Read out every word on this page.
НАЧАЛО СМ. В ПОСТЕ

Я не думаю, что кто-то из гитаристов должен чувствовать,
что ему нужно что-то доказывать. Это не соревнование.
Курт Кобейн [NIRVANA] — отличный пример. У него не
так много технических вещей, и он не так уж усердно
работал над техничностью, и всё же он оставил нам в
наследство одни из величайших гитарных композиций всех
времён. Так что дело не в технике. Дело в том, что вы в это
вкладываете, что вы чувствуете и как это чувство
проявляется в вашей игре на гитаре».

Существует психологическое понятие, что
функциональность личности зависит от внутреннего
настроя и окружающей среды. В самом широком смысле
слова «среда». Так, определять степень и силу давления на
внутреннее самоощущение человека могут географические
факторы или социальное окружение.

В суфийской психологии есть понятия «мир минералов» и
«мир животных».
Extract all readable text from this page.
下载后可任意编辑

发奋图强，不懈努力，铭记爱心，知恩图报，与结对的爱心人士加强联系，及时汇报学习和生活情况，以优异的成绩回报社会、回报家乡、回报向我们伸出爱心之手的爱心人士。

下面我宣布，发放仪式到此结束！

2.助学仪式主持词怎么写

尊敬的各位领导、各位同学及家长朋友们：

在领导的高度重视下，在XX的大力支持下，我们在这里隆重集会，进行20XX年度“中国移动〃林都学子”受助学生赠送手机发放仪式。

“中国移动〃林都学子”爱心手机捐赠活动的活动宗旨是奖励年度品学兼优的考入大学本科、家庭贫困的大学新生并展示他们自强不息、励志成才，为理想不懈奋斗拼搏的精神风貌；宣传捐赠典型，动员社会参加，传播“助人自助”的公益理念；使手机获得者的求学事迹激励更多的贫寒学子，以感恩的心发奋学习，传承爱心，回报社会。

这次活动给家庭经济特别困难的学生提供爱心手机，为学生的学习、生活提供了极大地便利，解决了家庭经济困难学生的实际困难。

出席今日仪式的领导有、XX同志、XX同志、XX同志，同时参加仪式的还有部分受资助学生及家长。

• Task goal
Repeat the data precisely, line by line.

• Problem solution
Read out every word on this page.
НАЧАЛО СМ. В ПОСТЕ

Я не думаю, что кто-то из гитаристов должен чувствовать,
что ему нужно что-то доказывать. Это не соревнование.
Курт Кобейн [NIRVANA] — отличный пример. У него не
так много технических вещей, и он не так уж усердно
работал над техничностью, и всё же он оставил нам в
наследство одни из величайших гитарных композиций всех
времён. Так что дело не в технике. Дело в том, что вы в это
вкладываете, что вы чувствуете и как это чувство
проявляется в вашей игре на гитаре».

Существует психологическое понятие, что
функциональность личности зависит от внутреннего
настроя и окружающей среды. В самом широком смысле
слова «среда». Так, определять степень и силу давления на
внутреннее самоощущение человека могут географические
факторы или социальное окружение.

В суфийской психологии есть понятия «мир минералов» и
«мир животных».
Extract all readable text from this page.
下载后可任意编辑

发奋图强，不懈努力，铭记爱心，知恩图报，与结对的爱心人士加强联系，及时汇报学习和生活情况，以优异的成绩回报社会、回报家乡、回报向我们伸出爱心之手的爱心人士。

下面我宣布，发放仪式到此结束！

2.助学仪式主持词怎么写

尊敬的各位领导、各位同学及家长朋友们：

在领导的高度重视下，在XX的大力支持下，我们在这里隆重集会，进行20XX年度“中国移动〃林都学子”受助学生赠送手机发放仪式。

“中国移动〃林都学子”爱心手机捐赠活动的活动宗旨是奖励年度品学兼优的考入大学本科、家庭贫困的大学新生并展示他们自强不息、励志成才，为理想不懈奋斗拼搏的精神风貌；宣传捐赠典型，动员社会参加，传播“助人自助”的公益理念；使手机获得者的求学事迹激励更多的贫寒学子，以感恩的心发奋学习，传承爱心，回报社会。

这次活动给家庭经济特别困难的学生提供爱心手机，为学生的学习、生活提供了极大地便利，解决了家庭经济困难学生的实际困难。

出席今日仪式的领导有、XX同志、XX同志、XX同志，同时参加仪式的还有部分受资助学生及家长。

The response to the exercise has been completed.